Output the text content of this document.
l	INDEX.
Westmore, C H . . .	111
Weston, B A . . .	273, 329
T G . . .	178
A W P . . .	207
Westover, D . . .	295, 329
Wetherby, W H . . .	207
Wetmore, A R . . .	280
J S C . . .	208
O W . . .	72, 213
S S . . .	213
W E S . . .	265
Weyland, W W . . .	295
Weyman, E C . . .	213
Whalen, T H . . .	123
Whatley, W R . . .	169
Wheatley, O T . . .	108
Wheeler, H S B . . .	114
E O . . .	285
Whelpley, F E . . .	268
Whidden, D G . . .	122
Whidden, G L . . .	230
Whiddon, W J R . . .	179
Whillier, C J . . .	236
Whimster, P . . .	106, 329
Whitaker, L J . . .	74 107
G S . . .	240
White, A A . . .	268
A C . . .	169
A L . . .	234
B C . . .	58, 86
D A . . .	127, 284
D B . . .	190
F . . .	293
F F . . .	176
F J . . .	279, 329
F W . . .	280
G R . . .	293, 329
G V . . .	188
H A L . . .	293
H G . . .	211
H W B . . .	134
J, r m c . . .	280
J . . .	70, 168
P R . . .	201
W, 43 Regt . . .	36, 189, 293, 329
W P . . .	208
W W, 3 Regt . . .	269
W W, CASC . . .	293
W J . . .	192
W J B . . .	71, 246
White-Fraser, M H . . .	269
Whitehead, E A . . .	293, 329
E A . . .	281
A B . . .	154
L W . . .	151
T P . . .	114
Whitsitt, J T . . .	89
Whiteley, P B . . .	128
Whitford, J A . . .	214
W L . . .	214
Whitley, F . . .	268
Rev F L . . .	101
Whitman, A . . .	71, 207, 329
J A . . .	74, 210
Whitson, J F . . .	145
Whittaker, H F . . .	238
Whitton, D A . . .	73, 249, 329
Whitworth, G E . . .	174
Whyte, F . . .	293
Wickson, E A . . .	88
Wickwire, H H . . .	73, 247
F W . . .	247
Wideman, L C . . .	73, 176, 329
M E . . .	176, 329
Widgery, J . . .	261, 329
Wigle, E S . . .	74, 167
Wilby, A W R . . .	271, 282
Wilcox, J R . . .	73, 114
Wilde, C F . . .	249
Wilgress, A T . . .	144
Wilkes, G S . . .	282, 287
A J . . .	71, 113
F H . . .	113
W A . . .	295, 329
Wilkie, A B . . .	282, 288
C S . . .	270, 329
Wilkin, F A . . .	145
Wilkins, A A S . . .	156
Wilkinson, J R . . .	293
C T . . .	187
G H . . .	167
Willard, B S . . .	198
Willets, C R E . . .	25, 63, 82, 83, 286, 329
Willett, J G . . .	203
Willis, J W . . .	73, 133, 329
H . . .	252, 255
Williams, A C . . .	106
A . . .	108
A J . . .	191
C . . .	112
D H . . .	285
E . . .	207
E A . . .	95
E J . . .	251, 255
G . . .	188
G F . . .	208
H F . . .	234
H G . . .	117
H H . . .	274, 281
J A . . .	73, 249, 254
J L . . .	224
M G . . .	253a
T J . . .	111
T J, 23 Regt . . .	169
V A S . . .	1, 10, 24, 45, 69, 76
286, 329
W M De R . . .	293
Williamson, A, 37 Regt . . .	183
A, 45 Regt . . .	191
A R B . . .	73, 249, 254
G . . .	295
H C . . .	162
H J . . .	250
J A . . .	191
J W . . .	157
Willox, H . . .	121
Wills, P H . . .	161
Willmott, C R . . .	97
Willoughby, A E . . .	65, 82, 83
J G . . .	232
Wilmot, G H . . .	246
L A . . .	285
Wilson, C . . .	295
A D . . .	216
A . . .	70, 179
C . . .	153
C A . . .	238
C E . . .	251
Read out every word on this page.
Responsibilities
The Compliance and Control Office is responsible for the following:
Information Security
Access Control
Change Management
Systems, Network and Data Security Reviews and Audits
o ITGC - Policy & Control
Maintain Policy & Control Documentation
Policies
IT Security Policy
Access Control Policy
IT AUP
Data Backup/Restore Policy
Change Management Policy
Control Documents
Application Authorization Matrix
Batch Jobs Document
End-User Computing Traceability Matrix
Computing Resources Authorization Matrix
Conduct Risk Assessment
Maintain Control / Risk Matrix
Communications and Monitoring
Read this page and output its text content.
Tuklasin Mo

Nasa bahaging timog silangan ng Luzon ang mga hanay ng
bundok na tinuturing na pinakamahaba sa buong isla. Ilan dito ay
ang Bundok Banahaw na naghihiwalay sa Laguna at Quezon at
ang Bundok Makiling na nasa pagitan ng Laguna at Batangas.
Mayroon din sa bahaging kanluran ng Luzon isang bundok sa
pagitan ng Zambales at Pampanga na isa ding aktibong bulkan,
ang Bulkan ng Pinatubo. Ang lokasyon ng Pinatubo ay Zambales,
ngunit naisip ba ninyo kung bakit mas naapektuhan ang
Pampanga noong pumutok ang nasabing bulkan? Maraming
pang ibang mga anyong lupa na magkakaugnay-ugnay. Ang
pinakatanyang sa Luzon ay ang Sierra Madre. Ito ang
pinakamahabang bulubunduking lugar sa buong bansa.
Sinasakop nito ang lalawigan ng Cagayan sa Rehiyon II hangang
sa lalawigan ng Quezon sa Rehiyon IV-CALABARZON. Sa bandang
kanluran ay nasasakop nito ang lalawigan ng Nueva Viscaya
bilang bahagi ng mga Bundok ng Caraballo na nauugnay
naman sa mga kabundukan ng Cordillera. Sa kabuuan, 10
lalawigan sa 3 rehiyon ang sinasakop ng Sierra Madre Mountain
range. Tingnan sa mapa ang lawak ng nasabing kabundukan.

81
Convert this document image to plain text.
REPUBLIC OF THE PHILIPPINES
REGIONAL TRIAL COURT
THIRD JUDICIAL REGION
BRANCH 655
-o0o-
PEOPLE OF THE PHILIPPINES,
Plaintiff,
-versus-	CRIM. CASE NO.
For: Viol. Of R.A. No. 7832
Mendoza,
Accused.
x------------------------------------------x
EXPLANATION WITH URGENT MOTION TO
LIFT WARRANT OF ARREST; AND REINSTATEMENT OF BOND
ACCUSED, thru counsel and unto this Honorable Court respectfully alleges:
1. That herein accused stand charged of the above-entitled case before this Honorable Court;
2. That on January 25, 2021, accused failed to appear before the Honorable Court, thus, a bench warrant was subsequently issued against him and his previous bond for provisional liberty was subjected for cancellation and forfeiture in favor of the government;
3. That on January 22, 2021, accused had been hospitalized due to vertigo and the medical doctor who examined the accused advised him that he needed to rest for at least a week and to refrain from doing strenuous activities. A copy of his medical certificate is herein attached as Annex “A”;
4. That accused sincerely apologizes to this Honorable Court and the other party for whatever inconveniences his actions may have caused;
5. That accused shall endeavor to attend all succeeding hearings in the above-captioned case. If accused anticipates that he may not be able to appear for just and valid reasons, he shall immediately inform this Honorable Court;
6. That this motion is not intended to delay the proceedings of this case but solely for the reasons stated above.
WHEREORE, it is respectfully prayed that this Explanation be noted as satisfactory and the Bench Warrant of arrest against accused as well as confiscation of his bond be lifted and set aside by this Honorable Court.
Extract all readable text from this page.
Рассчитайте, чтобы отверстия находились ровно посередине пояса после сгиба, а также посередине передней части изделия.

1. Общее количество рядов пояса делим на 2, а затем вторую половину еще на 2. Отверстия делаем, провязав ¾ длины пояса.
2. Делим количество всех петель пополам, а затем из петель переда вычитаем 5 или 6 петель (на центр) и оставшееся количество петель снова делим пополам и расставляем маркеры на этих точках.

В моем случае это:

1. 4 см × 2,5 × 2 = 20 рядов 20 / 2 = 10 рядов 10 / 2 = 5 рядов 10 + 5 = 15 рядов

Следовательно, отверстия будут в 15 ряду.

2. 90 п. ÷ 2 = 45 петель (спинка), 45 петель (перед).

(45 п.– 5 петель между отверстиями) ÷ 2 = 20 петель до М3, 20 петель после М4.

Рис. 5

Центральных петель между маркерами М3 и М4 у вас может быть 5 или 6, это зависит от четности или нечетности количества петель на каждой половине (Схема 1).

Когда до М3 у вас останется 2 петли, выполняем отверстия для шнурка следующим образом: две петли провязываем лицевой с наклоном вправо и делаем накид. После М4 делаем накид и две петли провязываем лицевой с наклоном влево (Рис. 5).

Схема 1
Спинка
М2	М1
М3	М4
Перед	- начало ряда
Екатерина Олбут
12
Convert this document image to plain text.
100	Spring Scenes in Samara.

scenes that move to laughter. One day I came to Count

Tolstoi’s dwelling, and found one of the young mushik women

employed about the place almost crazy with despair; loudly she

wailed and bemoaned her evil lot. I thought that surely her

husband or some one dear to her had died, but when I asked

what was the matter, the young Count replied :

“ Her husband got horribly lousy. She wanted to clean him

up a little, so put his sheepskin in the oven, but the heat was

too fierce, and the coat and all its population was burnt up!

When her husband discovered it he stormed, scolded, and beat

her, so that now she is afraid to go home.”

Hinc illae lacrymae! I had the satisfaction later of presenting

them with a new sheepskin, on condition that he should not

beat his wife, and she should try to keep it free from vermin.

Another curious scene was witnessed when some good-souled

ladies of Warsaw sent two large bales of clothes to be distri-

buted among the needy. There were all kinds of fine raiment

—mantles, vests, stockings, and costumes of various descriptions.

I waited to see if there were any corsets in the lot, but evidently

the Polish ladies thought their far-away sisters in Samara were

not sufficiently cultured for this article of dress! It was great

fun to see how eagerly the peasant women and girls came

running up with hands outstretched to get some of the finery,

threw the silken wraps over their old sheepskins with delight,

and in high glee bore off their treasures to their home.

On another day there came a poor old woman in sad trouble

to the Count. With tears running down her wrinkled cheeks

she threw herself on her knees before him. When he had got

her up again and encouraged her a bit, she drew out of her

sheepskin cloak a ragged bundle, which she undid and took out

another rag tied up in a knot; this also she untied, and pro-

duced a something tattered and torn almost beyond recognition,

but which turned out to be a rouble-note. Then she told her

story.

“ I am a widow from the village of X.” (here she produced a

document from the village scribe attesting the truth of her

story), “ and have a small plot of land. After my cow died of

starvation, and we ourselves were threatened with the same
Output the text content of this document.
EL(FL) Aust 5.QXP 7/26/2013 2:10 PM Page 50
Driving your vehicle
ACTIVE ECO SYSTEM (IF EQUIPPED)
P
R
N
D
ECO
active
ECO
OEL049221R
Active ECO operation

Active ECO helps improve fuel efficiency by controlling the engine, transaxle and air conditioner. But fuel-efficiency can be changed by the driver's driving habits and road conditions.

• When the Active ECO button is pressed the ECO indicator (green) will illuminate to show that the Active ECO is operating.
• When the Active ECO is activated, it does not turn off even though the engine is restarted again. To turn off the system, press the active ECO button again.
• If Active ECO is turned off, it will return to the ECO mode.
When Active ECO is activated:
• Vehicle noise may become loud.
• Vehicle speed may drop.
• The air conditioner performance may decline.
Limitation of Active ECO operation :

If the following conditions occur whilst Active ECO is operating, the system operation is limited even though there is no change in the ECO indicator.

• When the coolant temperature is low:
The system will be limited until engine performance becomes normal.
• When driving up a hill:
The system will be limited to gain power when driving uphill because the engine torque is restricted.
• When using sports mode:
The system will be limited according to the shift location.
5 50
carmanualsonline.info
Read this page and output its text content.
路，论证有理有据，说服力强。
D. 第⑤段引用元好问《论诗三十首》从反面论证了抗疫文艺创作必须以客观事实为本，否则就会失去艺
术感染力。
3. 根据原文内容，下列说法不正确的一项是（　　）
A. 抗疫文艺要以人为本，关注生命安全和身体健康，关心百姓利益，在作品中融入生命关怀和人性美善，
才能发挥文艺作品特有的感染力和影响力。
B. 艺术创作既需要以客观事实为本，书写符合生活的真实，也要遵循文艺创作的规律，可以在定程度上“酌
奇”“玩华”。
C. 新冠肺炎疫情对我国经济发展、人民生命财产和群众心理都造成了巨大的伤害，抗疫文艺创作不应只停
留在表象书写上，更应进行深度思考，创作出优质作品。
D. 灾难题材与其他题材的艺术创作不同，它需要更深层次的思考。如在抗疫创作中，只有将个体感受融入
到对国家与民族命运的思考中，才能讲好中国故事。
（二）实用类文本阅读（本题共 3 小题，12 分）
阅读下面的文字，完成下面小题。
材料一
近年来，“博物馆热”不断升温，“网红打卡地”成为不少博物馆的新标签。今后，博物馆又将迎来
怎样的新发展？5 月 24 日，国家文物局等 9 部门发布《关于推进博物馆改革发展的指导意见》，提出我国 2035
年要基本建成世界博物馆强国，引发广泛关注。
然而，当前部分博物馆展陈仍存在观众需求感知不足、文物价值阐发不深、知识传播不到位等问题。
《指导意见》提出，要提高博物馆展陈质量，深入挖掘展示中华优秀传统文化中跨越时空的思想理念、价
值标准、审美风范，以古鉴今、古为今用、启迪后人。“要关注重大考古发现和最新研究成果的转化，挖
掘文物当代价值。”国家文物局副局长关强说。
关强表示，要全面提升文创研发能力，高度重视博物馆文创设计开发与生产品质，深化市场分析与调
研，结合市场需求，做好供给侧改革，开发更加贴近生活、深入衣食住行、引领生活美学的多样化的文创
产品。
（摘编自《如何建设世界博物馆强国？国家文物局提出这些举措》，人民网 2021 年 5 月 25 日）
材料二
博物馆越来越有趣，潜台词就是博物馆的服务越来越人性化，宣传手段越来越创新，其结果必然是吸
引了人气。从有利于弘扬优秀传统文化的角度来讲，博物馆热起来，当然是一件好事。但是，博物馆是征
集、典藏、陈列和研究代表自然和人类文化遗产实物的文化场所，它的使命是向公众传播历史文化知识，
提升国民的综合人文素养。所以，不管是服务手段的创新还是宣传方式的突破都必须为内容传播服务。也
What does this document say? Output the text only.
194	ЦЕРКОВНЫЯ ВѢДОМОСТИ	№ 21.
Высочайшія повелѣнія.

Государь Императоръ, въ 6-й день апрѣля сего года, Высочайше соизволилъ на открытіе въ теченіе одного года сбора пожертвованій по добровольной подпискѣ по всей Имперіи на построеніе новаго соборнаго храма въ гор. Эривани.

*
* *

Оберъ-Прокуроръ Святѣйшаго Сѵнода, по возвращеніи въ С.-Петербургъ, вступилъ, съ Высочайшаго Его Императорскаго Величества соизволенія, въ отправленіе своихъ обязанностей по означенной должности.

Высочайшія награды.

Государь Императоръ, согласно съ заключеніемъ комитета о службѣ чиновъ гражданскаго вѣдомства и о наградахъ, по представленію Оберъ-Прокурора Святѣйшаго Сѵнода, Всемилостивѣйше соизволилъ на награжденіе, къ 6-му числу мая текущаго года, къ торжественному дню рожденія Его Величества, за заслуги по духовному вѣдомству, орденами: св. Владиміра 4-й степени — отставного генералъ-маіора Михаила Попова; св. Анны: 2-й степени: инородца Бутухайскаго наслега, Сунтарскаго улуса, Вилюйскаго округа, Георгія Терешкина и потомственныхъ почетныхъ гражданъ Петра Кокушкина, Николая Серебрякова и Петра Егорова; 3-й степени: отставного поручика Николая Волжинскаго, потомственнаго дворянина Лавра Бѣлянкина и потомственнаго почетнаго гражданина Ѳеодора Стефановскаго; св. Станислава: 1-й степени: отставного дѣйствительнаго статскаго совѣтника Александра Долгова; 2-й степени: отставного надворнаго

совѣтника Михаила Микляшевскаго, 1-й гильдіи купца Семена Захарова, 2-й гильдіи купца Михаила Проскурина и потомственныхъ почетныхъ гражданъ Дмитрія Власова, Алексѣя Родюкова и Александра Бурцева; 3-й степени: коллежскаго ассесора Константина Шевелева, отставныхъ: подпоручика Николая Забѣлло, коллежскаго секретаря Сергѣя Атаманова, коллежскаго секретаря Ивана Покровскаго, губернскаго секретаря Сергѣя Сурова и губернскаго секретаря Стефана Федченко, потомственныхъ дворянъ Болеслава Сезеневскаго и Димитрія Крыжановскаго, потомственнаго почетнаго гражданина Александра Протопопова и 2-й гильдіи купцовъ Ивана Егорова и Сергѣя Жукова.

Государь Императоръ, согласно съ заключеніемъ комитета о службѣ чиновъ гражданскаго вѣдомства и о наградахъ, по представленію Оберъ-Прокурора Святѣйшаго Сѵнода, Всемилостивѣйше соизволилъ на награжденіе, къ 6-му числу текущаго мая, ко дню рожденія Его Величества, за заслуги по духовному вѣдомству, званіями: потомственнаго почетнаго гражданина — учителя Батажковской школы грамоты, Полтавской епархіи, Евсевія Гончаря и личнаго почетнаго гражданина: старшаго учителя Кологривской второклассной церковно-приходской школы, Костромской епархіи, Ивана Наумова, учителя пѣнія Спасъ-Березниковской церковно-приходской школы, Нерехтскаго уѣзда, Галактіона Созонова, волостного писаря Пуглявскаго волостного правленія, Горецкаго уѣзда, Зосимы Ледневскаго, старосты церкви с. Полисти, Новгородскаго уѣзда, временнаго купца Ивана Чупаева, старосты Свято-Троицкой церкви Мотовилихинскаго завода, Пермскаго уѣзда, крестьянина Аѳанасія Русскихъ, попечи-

GOAL: In the material above, find the lines that contain "Data" and show them.

ANSWER TO THIS TASK:
Systems, Network and Data Security Reviews and Audits
Data Backup/Restore Policy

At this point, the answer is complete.